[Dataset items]
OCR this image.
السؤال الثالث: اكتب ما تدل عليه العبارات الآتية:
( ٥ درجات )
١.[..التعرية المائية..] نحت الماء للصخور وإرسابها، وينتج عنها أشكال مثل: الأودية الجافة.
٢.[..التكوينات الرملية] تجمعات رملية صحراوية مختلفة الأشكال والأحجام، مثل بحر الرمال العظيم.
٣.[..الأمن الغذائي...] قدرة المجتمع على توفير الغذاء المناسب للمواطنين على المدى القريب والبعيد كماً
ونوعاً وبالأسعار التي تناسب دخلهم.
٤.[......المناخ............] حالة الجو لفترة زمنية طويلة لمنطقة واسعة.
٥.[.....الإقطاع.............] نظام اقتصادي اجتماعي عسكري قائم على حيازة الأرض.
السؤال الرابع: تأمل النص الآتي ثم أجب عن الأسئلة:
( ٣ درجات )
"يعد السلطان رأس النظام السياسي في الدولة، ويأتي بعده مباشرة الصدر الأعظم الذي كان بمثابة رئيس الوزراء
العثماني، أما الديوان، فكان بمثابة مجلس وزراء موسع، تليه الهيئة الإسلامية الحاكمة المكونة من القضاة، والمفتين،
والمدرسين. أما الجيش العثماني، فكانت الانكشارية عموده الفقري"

SHORT EXERCISE:
Print the entries exactly. Include every one.

OUTPUT BELOW:
OCR this image.
السؤال الثالث: اكتب ما تدل عليه العبارات الآتية:
( ٥ درجات )
١.[..التعرية المائية..] نحت الماء للصخور وإرسابها، وينتج عنها أشكال مثل: الأودية الجافة.
٢.[..التكوينات الرملية] تجمعات رملية صحراوية مختلفة الأشكال والأحجام، مثل بحر الرمال العظيم.
٣.[..الأمن الغذائي...] قدرة المجتمع على توفير الغذاء المناسب للمواطنين على المدى القريب والبعيد كماً
ونوعاً وبالأسعار التي تناسب دخلهم.
٤.[......المناخ............] حالة الجو لفترة زمنية طويلة لمنطقة واسعة.
٥.[.....الإقطاع.............] نظام اقتصادي اجتماعي عسكري قائم على حيازة الأرض.
السؤال الرابع: تأمل النص الآتي ثم أجب عن الأسئلة:
( ٣ درجات )
"يعد السلطان رأس النظام السياسي في الدولة، ويأتي بعده مباشرة الصدر الأعظم الذي كان بمثابة رئيس الوزراء
العثماني، أما الديوان، فكان بمثابة مجلس وزراء موسع، تليه الهيئة الإسلامية الحاكمة المكونة من القضاة، والمفتين،
والمدرسين. أما الجيش العثماني، فكانت الانكشارية عموده الفقري"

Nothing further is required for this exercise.